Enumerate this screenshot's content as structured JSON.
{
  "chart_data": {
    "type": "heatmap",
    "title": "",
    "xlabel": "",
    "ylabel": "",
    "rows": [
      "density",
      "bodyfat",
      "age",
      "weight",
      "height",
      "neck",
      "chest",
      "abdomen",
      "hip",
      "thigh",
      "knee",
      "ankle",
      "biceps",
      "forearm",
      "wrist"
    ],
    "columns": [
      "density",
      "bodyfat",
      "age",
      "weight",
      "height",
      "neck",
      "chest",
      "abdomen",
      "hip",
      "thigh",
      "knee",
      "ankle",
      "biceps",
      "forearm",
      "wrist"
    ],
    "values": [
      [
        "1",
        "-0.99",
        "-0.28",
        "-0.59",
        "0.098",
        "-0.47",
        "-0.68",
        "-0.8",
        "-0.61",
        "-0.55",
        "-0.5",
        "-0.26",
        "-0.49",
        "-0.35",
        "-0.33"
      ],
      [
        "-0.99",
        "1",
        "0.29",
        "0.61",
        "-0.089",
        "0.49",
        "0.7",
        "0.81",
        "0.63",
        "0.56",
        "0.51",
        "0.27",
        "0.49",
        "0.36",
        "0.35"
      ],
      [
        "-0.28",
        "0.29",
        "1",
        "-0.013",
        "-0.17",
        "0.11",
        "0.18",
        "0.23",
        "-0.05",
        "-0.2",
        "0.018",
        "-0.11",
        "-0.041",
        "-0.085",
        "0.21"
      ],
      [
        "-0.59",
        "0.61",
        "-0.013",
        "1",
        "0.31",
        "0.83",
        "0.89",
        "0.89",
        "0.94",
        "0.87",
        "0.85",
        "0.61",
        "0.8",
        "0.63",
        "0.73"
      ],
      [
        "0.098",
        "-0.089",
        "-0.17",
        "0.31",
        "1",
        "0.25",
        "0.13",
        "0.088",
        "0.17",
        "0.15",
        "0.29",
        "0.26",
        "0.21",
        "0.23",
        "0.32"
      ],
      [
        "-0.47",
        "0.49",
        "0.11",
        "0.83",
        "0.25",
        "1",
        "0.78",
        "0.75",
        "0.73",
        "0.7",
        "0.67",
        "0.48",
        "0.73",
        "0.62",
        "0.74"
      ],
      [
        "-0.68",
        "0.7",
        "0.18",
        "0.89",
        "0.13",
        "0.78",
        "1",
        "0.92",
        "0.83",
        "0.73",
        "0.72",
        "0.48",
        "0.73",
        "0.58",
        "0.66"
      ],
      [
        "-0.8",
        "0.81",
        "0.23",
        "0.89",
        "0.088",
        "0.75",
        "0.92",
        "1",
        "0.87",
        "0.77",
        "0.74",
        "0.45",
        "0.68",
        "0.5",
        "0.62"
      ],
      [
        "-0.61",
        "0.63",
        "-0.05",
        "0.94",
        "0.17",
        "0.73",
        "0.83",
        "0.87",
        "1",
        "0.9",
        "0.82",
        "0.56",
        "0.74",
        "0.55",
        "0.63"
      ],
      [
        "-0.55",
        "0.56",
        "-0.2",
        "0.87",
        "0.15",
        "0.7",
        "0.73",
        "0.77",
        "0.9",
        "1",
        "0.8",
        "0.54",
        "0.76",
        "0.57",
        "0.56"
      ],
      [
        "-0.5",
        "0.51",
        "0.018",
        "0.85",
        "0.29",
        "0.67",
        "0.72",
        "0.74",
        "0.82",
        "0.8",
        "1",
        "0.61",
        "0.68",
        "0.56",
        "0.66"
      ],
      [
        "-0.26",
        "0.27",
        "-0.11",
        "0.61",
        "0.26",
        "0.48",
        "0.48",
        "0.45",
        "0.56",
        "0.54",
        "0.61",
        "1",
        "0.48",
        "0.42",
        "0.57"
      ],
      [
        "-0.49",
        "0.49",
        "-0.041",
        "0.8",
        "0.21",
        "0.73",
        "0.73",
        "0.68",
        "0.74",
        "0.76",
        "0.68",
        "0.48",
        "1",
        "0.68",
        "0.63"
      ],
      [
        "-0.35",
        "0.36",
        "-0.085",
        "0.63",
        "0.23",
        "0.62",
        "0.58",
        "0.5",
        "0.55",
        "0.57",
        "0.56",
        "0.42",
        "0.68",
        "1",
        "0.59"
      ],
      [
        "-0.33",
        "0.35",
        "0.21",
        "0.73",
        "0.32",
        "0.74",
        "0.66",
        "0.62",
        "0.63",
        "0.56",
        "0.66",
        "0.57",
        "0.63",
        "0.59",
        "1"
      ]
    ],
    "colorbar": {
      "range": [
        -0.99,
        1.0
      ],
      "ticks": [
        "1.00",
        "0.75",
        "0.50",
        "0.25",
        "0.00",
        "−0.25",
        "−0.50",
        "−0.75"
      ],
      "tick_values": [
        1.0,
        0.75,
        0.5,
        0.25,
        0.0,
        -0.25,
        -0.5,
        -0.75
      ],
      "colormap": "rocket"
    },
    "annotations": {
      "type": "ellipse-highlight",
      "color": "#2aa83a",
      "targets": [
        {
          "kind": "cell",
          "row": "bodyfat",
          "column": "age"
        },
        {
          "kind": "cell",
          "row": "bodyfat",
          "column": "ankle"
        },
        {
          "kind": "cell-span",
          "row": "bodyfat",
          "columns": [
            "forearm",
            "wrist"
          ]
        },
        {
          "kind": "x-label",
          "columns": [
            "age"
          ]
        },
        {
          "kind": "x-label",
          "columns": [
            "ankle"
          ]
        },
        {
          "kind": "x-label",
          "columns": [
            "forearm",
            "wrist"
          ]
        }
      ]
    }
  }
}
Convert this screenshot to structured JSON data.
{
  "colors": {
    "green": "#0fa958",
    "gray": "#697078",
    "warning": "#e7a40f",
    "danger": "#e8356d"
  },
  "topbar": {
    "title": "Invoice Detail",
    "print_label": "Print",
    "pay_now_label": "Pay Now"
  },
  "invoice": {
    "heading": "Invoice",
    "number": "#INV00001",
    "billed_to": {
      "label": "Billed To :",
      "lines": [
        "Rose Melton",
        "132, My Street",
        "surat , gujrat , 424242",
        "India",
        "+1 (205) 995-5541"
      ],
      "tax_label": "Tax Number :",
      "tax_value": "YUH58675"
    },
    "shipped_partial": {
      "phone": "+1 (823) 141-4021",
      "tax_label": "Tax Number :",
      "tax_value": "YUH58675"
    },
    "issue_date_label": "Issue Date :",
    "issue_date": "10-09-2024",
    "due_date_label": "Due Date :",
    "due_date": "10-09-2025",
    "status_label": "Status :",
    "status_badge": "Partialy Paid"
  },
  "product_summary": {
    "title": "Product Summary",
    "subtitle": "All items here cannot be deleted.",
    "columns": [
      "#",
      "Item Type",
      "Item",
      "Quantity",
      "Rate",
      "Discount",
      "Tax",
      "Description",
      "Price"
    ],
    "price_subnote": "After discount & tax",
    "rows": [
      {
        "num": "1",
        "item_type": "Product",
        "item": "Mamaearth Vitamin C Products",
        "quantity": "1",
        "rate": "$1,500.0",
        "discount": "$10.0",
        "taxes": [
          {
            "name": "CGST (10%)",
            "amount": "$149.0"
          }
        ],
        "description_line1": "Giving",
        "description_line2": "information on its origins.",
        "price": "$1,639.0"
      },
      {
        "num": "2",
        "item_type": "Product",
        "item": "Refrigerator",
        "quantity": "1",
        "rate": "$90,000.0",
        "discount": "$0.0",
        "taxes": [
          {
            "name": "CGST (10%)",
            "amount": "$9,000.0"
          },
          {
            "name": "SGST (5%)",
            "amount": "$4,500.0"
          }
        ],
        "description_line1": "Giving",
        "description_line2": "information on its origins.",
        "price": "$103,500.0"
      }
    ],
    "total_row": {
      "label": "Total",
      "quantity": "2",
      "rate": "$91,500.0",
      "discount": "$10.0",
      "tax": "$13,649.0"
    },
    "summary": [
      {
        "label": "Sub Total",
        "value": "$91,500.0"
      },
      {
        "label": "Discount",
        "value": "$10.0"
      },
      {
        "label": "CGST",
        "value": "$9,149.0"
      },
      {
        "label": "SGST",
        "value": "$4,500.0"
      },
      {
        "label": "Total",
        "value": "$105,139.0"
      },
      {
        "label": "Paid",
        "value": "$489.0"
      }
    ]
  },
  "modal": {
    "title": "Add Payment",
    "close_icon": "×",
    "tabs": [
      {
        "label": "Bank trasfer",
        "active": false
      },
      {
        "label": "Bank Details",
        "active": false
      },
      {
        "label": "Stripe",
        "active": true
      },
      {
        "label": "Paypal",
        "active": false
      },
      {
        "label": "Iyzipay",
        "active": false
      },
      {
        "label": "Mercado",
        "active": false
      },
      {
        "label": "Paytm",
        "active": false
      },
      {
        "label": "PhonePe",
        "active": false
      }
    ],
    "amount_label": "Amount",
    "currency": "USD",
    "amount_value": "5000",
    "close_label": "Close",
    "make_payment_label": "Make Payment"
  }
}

* REQUIREMENT
Show the lines of the material that contain the word "screenshot".

* ANSWER FOR THE TASK
Enumerate this screenshot's content as structured JSON.
Convert this screenshot to structured JSON data.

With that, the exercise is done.